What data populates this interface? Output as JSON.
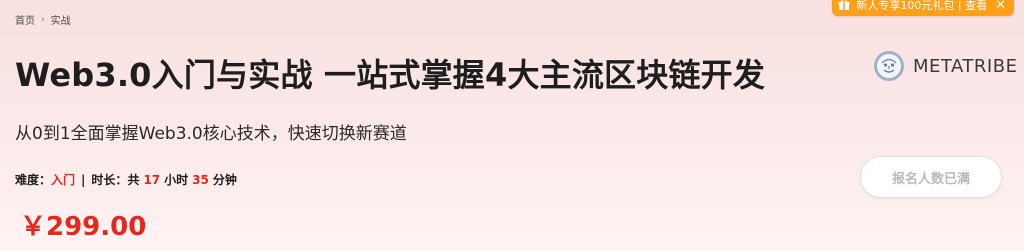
{
  "breadcrumb": {
    "home": "首页",
    "current": "实战"
  },
  "promo": {
    "text": "新人专享100元礼包 | 查看",
    "close": "✕"
  },
  "course": {
    "title": "Web3.0入门与实战 一站式掌握4大主流区块链开发",
    "subtitle": "从0到1全面掌握Web3.0核心技术，快速切换新赛道",
    "difficulty_label": "难度：",
    "difficulty_value": "入门",
    "divider": "|",
    "duration_label": "时长：",
    "duration_prefix": "共",
    "hours_value": "17",
    "hours_unit": "小时",
    "minutes_value": "35",
    "minutes_unit": "分钟",
    "price": "￥299.00",
    "signup_label": "报名人数已满"
  },
  "brand": {
    "name": "METATRIBE",
    "logo_icon": "metatribe-logo"
  },
  "colors": {
    "accent_red": "#e5271c",
    "promo_orange": "#ff9f1a"
  }
}
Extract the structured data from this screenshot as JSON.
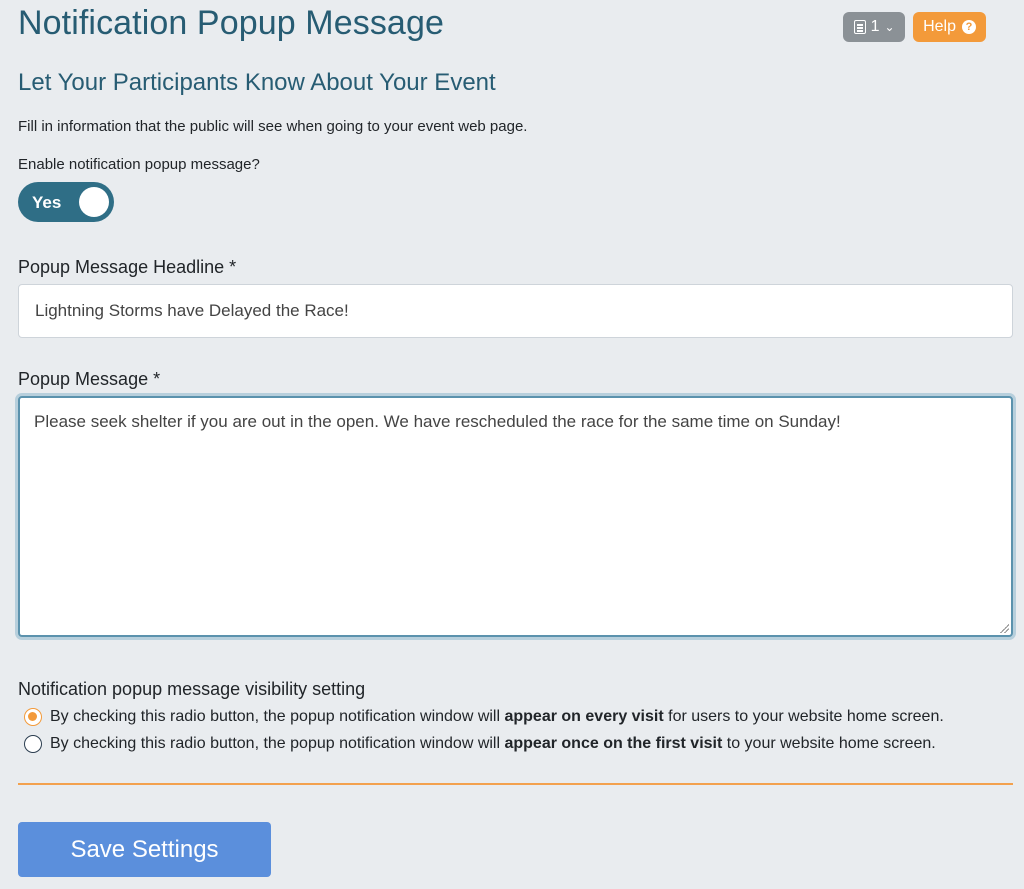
{
  "header": {
    "title": "Notification Popup Message",
    "page_select_value": "1",
    "page_select_icon": "document-list-icon",
    "help_label": "Help",
    "help_icon": "question-circle-icon"
  },
  "section": {
    "title": "Let Your Participants Know About Your Event",
    "intro": "Fill in information that the public will see when going to your event web page."
  },
  "enable": {
    "label": "Enable notification popup message?",
    "toggle_label": "Yes",
    "toggle_on": true
  },
  "headline": {
    "label": "Popup Message Headline *",
    "value": "Lightning Storms have Delayed the Race!"
  },
  "message": {
    "label": "Popup Message *",
    "value": "Please seek shelter if you are out in the open.  We have rescheduled the race for the same time on Sunday!"
  },
  "visibility": {
    "label": "Notification popup message visibility setting",
    "options": [
      {
        "prefix": "By checking this radio button, the popup notification window will ",
        "bold": "appear on every visit",
        "suffix": " for users to your website home screen.",
        "checked": true
      },
      {
        "prefix": "By checking this radio button, the popup notification window will ",
        "bold": "appear once on the first visit",
        "suffix": " to your website home screen.",
        "checked": false
      }
    ]
  },
  "actions": {
    "save_label": "Save Settings"
  },
  "colors": {
    "title": "#275c73",
    "accent_orange": "#f39a3a",
    "toggle_on": "#2f6e86",
    "save_button": "#5b8fdc",
    "background": "#e9ecef"
  }
}
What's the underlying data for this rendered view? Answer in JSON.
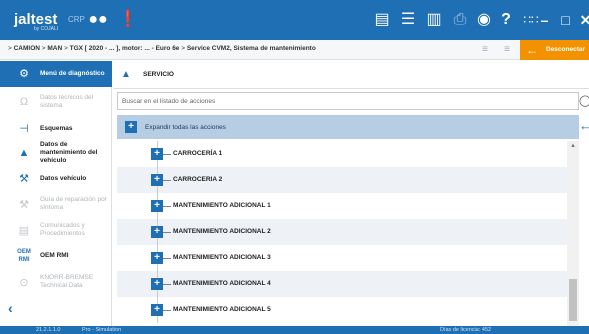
{
  "topbar": {
    "brand": "jaltest",
    "brand_sub": "by COJALI",
    "product": "CRP",
    "colors": {
      "bar": "#1e6fb4",
      "accent": "#f39200"
    }
  },
  "breadcrumb": {
    "items": [
      "CAMIÓN",
      "MAN",
      "TGX [ 2020 - ... ], motor: ... - Euro 6e",
      "Service CVM2, Sistema de mantenimiento"
    ],
    "separator": ">"
  },
  "disconnect_label": "Desconectar",
  "sidebar": {
    "items": [
      {
        "label": "Menú de diagnóstico",
        "icon": "diagnostic-icon",
        "state": "active"
      },
      {
        "label": "Datos técnicos del sistema",
        "icon": "omega-icon",
        "state": "disabled"
      },
      {
        "label": "Esquemas",
        "icon": "schematic-icon",
        "state": "enabled"
      },
      {
        "label": "Datos de mantenimiento del vehículo",
        "icon": "oil-can-icon",
        "state": "enabled"
      },
      {
        "label": "Datos vehículo",
        "icon": "wrench-icon",
        "state": "enabled"
      },
      {
        "label": "Guía de reparación por síntoma",
        "icon": "tools-icon",
        "state": "disabled"
      },
      {
        "label": "Comunicados y Procedimientos",
        "icon": "document-icon",
        "state": "disabled"
      },
      {
        "label": "OEM RMI",
        "icon": "oem-rmi-icon",
        "state": "enabled"
      },
      {
        "label": "KNORR-BREMSE Technical Data",
        "icon": "knorr-icon",
        "state": "disabled"
      }
    ]
  },
  "main": {
    "title": "SERVICIO",
    "search_placeholder": "Buscar en el listado de acciones",
    "expand_all_label": "Expandir todas las acciones",
    "rows": [
      "CARROCERÍA 1",
      "CARROCERIA 2",
      "MANTENIMIENTO ADICIONAL 1",
      "MANTENIMIENTO ADICIONAL 2",
      "MANTENIMIENTO ADICIONAL 3",
      "MANTENIMIENTO ADICIONAL 4",
      "MANTENIMIENTO ADICIONAL 5"
    ]
  },
  "statusbar": {
    "version": "21.2.1.1.0",
    "mode": "Pro - Simulation",
    "right": "Días de licencia: 452"
  }
}
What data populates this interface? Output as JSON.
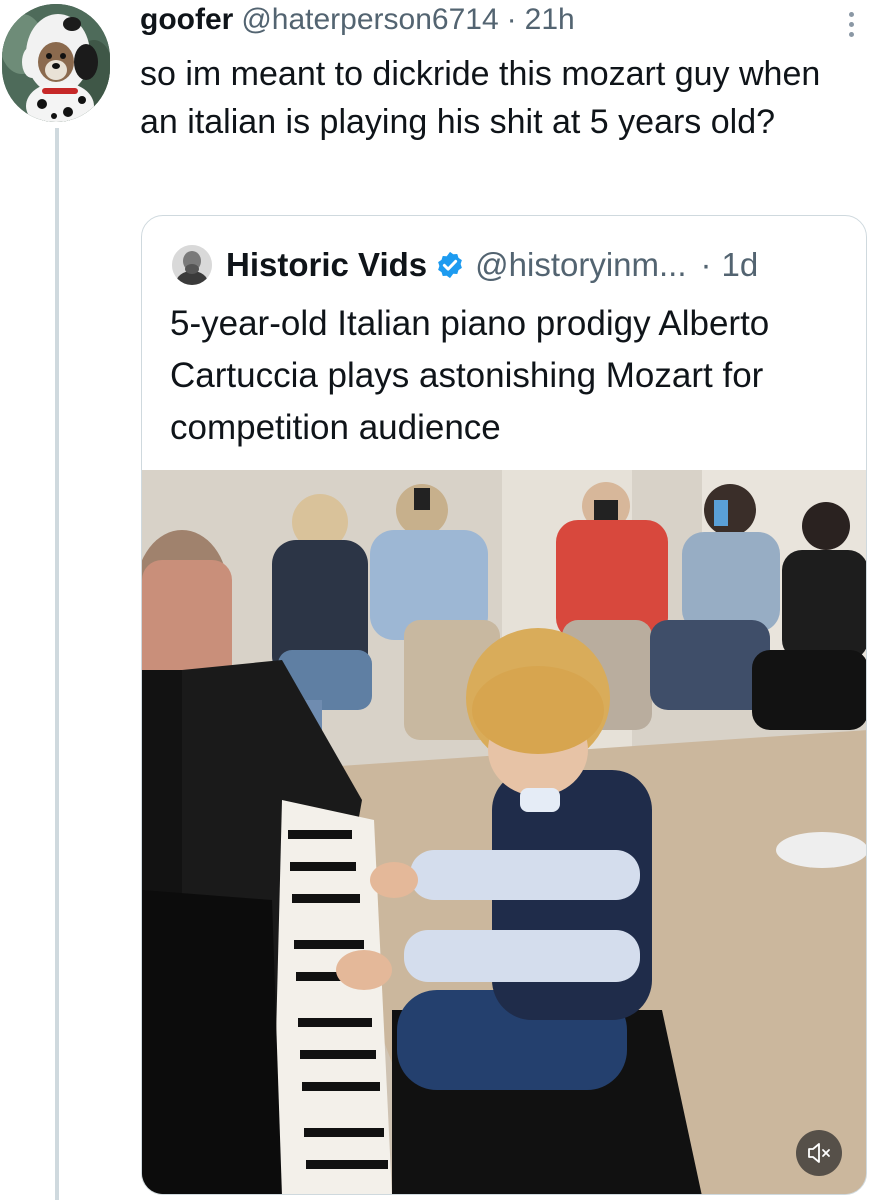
{
  "reply": {
    "display_name": "goofer",
    "handle": "@haterperson6714",
    "separator": "·",
    "time": "21h",
    "text": "so im meant to dickride this mozart guy when an italian is playing his shit at 5 years old?"
  },
  "quote": {
    "display_name": "Historic Vids",
    "handle": "@historyinm...",
    "separator": "·",
    "time": "1d",
    "text": "5-year-old Italian piano prodigy Alberto Cartuccia plays astonishing Mozart for competition audience",
    "verified_color": "#1d9bf0"
  },
  "media": {
    "mute_icon": "speaker-muted-icon"
  },
  "colors": {
    "secondary_text": "#536471",
    "border": "#cfd9de",
    "thread_line": "#cfd9de"
  }
}
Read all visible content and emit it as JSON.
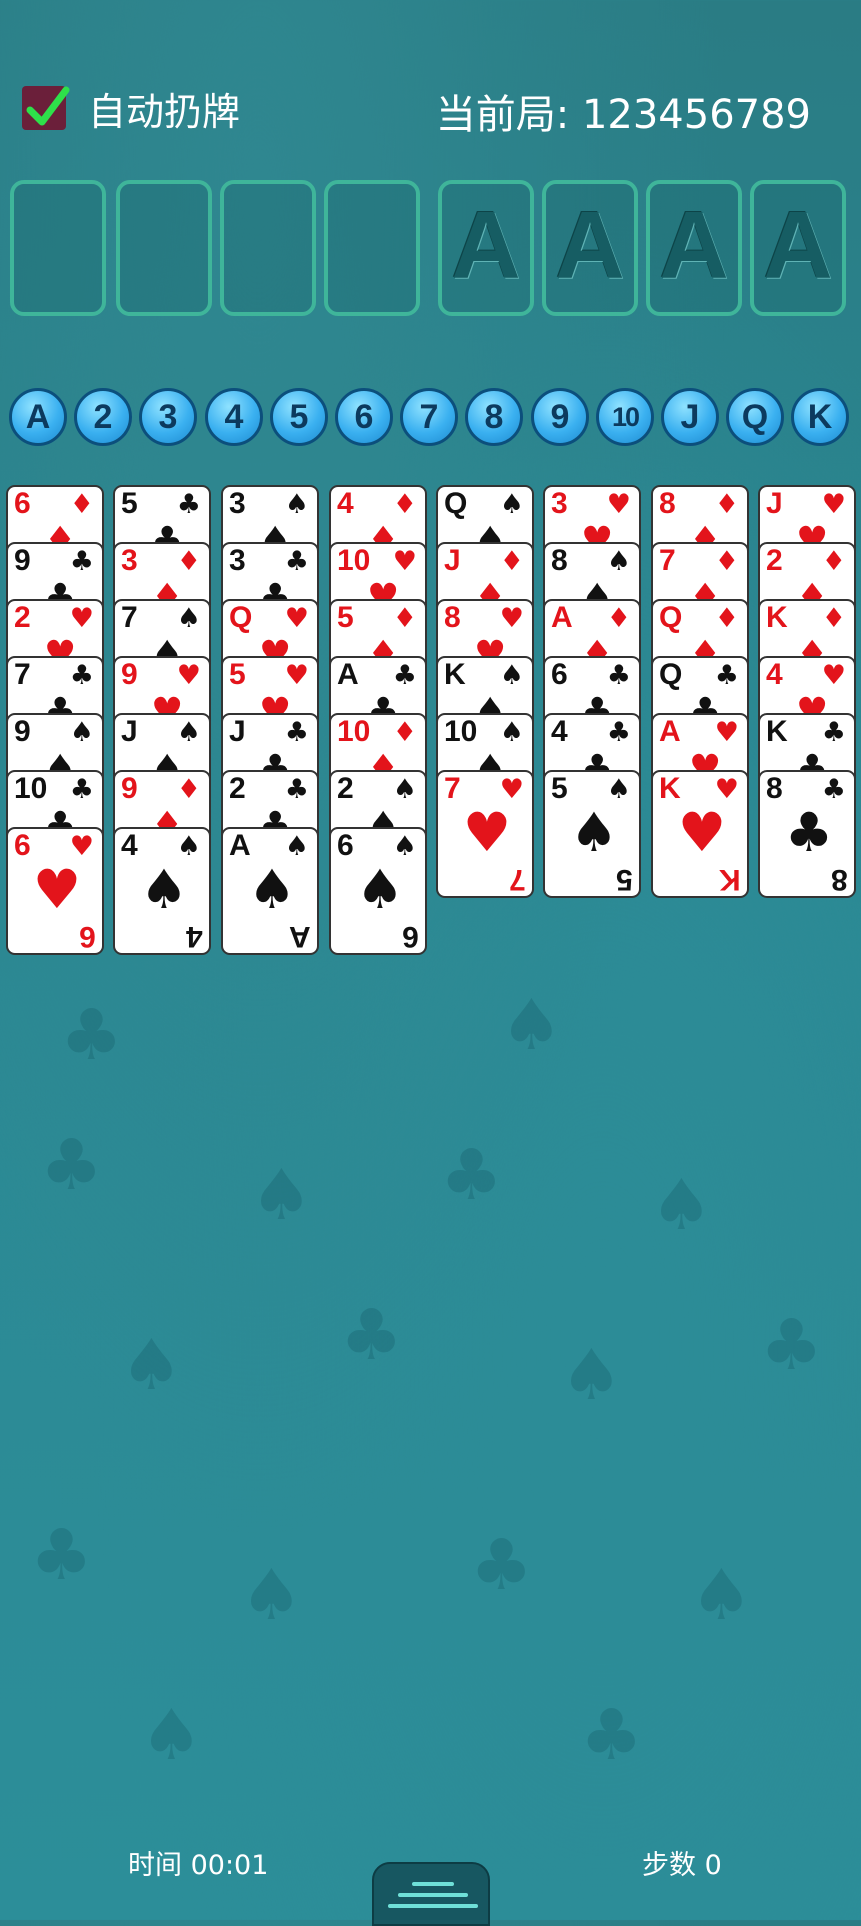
{
  "header": {
    "auto_discard_label": "自动扔牌",
    "auto_discard_checked": true,
    "game_label": "当前局: 123456789"
  },
  "foundations": [
    "A",
    "A",
    "A",
    "A"
  ],
  "free_cells": [
    "",
    "",
    "",
    ""
  ],
  "rank_buttons": [
    "A",
    "2",
    "3",
    "4",
    "5",
    "6",
    "7",
    "8",
    "9",
    "10",
    "J",
    "Q",
    "K"
  ],
  "tableau": [
    [
      {
        "r": "6",
        "s": "♦"
      },
      {
        "r": "9",
        "s": "♣"
      },
      {
        "r": "2",
        "s": "♥"
      },
      {
        "r": "7",
        "s": "♣"
      },
      {
        "r": "9",
        "s": "♠"
      },
      {
        "r": "10",
        "s": "♣"
      },
      {
        "r": "6",
        "s": "♥"
      }
    ],
    [
      {
        "r": "5",
        "s": "♣"
      },
      {
        "r": "3",
        "s": "♦"
      },
      {
        "r": "7",
        "s": "♠"
      },
      {
        "r": "9",
        "s": "♥"
      },
      {
        "r": "J",
        "s": "♠"
      },
      {
        "r": "9",
        "s": "♦"
      },
      {
        "r": "4",
        "s": "♠"
      }
    ],
    [
      {
        "r": "3",
        "s": "♠"
      },
      {
        "r": "3",
        "s": "♣"
      },
      {
        "r": "Q",
        "s": "♥"
      },
      {
        "r": "5",
        "s": "♥"
      },
      {
        "r": "J",
        "s": "♣"
      },
      {
        "r": "2",
        "s": "♣"
      },
      {
        "r": "A",
        "s": "♠"
      }
    ],
    [
      {
        "r": "4",
        "s": "♦"
      },
      {
        "r": "10",
        "s": "♥"
      },
      {
        "r": "5",
        "s": "♦"
      },
      {
        "r": "A",
        "s": "♣"
      },
      {
        "r": "10",
        "s": "♦"
      },
      {
        "r": "2",
        "s": "♠"
      },
      {
        "r": "6",
        "s": "♠"
      }
    ],
    [
      {
        "r": "Q",
        "s": "♠"
      },
      {
        "r": "J",
        "s": "♦"
      },
      {
        "r": "8",
        "s": "♥"
      },
      {
        "r": "K",
        "s": "♠"
      },
      {
        "r": "10",
        "s": "♠"
      },
      {
        "r": "7",
        "s": "♥"
      }
    ],
    [
      {
        "r": "3",
        "s": "♥"
      },
      {
        "r": "8",
        "s": "♠"
      },
      {
        "r": "A",
        "s": "♦"
      },
      {
        "r": "6",
        "s": "♣"
      },
      {
        "r": "4",
        "s": "♣"
      },
      {
        "r": "5",
        "s": "♠"
      }
    ],
    [
      {
        "r": "8",
        "s": "♦"
      },
      {
        "r": "7",
        "s": "♦"
      },
      {
        "r": "Q",
        "s": "♦"
      },
      {
        "r": "Q",
        "s": "♣"
      },
      {
        "r": "A",
        "s": "♥"
      },
      {
        "r": "K",
        "s": "♥"
      }
    ],
    [
      {
        "r": "J",
        "s": "♥"
      },
      {
        "r": "2",
        "s": "♦"
      },
      {
        "r": "K",
        "s": "♦"
      },
      {
        "r": "4",
        "s": "♥"
      },
      {
        "r": "K",
        "s": "♣"
      },
      {
        "r": "8",
        "s": "♣"
      }
    ]
  ],
  "footer": {
    "time_label": "时间 00:01",
    "steps_label": "步数 0"
  },
  "colors": {
    "red_suit": "#e3141b",
    "black_suit": "#111111",
    "slot_border": "#3fb59a",
    "table": "#2b8893"
  },
  "icons": {
    "checkbox": "check-icon",
    "menu": "menu-icon"
  }
}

◆ **Given request**: Filter lines by "handle" and return each hit.

◆ **Answer in full**:
    "handle": "@haterperson6714",
    "handle": "@historyinm...",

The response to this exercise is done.